What you are asked to do:
Below are some records. Say how many of their lines include the string "Florida", giving only the number.

Stored rows:
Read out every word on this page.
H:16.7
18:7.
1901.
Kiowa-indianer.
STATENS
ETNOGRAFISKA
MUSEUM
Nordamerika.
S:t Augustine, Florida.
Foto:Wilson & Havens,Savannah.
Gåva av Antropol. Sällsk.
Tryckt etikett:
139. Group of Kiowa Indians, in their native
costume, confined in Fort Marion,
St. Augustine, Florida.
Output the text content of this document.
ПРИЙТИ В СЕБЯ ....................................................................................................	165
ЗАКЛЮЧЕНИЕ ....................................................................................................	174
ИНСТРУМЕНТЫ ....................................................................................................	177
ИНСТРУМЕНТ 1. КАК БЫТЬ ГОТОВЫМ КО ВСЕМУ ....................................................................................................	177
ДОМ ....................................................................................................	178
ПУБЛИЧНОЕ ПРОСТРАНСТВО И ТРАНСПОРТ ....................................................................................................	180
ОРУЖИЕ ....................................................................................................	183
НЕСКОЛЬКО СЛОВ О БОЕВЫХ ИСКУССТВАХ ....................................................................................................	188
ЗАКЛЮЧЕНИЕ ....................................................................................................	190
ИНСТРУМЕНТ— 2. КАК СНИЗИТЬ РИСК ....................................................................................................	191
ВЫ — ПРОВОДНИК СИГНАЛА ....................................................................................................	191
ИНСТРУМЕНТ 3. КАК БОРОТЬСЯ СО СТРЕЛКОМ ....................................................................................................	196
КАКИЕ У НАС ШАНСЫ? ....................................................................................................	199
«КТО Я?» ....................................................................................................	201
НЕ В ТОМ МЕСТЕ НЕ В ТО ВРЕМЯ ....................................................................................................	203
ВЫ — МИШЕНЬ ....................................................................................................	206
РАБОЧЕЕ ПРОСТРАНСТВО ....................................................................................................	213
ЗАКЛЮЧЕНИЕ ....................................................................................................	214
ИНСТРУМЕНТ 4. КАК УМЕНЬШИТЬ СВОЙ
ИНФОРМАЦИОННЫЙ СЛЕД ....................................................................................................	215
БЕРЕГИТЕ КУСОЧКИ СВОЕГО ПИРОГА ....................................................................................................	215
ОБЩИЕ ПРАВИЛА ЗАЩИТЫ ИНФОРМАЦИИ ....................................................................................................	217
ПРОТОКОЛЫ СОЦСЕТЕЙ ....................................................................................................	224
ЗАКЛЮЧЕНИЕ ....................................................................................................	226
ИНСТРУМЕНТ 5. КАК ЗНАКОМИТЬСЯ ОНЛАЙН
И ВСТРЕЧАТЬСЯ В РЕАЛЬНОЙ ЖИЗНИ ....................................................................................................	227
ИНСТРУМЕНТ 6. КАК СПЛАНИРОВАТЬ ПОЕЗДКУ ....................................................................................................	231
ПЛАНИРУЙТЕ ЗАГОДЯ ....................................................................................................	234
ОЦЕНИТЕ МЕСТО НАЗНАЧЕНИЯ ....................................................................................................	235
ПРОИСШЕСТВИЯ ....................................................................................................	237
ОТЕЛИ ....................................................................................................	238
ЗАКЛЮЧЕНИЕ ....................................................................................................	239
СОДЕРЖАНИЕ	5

Answer in full:
2